## Raw records
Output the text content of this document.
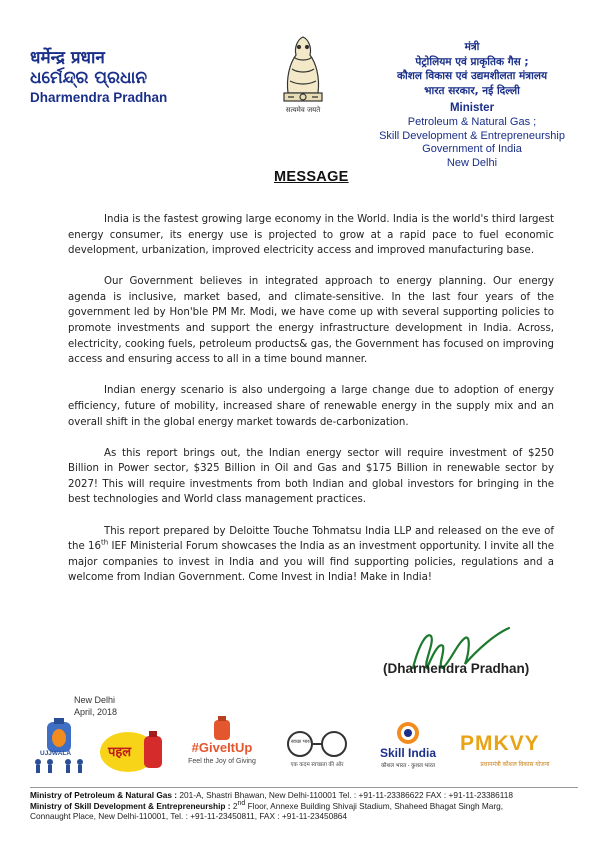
धर्मेन्द्र प्रधान
ଧର୍ମେନ୍ଦ୍ର ପ୍ରଧାନ
Dharmendra Pradhan
सत्यमेव जयते
मंत्री
पेट्रोलियम एवं प्राकृतिक गैस ;
कौशल विकास एवं उद्यमशीलता मंत्रालय
भारत सरकार, नई दिल्ली
Minister
Petroleum & Natural Gas ;
Skill Development & Entrepreneurship
Government of India
New Delhi
MESSAGE

India is the fastest growing large economy in the World. India is the world's third largest energy consumer, its energy use is projected to grow at a rapid pace to fuel economic development, urbanization, improved electricity access and improved manufacturing base.

Our Government believes in integrated approach to energy planning. Our energy agenda is inclusive, market based, and climate-sensitive. In the last four years of the government led by Hon'ble PM Mr. Modi, we have come up with several supporting policies to promote investments and support the energy infrastructure development in India. Across, electricity, cooking fuels, petroleum products& gas, the Government has focused on improving access and ensuring access to all in a time bound manner.

Indian energy scenario is also undergoing a large change due to adoption of energy efficiency, future of mobility, increased share of renewable energy in the supply mix and an overall shift in the global energy market towards de-carbonization.

As this report brings out, the Indian energy sector will require investment of $250 Billion in Power sector, $325 Billion in Oil and Gas and $175 Billion in renewable sector by 2027! This will require investments from both Indian and global investors for bringing in the best technologies and World class management practices.

This report prepared by Deloitte Touche Tohmatsu India LLP and released on the eve of the 16th IEF Ministerial Forum showcases the India as an investment opportunity. I invite all the major companies to invest in India and you will find supporting policies, regulations and a welcome from Indian Government. Come Invest in India! Make in India!

(Dharmendra Pradhan)
New Delhi
April, 2018
UJJWALA	पहल	#GiveItUp
Feel the Joy of Giving
स्वच्छ भारत
एक कदम स्वच्छता की ओर
Skill India
कौशल भारत - कुशल भारत
PMKVY
प्रधानमंत्री कौशल विकास योजना
Ministry of Petroleum & Natural Gas : 201-A, Shastri Bhawan, New Delhi-110001 Tel. : +91-11-23386622 FAX : +91-11-23386118
Ministry of Skill Development & Entrepreneurship : 2nd Floor, Annexe Building Shivaji Stadium, Shaheed Bhagat Singh Marg,
Connaught Place, New Delhi-110001, Tel. : +91-11-23450811, FAX : +91-11-23450864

## Short problem
Reproduce the material above verbatim; omit every picture.

## Written response
Output the text content of this document.
धर्मेन्द्र प्रधान
ଧର୍ମେନ୍ଦ୍ର ପ୍ରଧାନ
Dharmendra Pradhan
सत्यमेव जयते
मंत्री
पेट्रोलियम एवं प्राकृतिक गैस ;
कौशल विकास एवं उद्यमशीलता मंत्रालय
भारत सरकार, नई दिल्ली
Minister
Petroleum & Natural Gas ;
Skill Development & Entrepreneurship
Government of India
New Delhi
MESSAGE

India is the fastest growing large economy in the World. India is the world's third largest energy consumer, its energy use is projected to grow at a rapid pace to fuel economic development, urbanization, improved electricity access and improved manufacturing base.

Our Government believes in integrated approach to energy planning. Our energy agenda is inclusive, market based, and climate-sensitive. In the last four years of the government led by Hon'ble PM Mr. Modi, we have come up with several supporting policies to promote investments and support the energy infrastructure development in India. Across, electricity, cooking fuels, petroleum products& gas, the Government has focused on improving access and ensuring access to all in a time bound manner.

Indian energy scenario is also undergoing a large change due to adoption of energy efficiency, future of mobility, increased share of renewable energy in the supply mix and an overall shift in the global energy market towards de-carbonization.

As this report brings out, the Indian energy sector will require investment of $250 Billion in Power sector, $325 Billion in Oil and Gas and $175 Billion in renewable sector by 2027! This will require investments from both Indian and global investors for bringing in the best technologies and World class management practices.

This report prepared by Deloitte Touche Tohmatsu India LLP and released on the eve of the 16th IEF Ministerial Forum showcases the India as an investment opportunity. I invite all the major companies to invest in India and you will find supporting policies, regulations and a welcome from Indian Government. Come Invest in India! Make in India!

(Dharmendra Pradhan)
New Delhi
April, 2018
UJJWALA	पहल	#GiveItUp
Feel the Joy of Giving
स्वच्छ भारत
एक कदम स्वच्छता की ओर
Skill India
कौशल भारत - कुशल भारत
PMKVY
प्रधानमंत्री कौशल विकास योजना
Ministry of Petroleum & Natural Gas : 201-A, Shastri Bhawan, New Delhi-110001 Tel. : +91-11-23386622 FAX : +91-11-23386118
Ministry of Skill Development & Entrepreneurship : 2nd Floor, Annexe Building Shivaji Stadium, Shaheed Bhagat Singh Marg,
Connaught Place, New Delhi-110001, Tel. : +91-11-23450811, FAX : +91-11-23450864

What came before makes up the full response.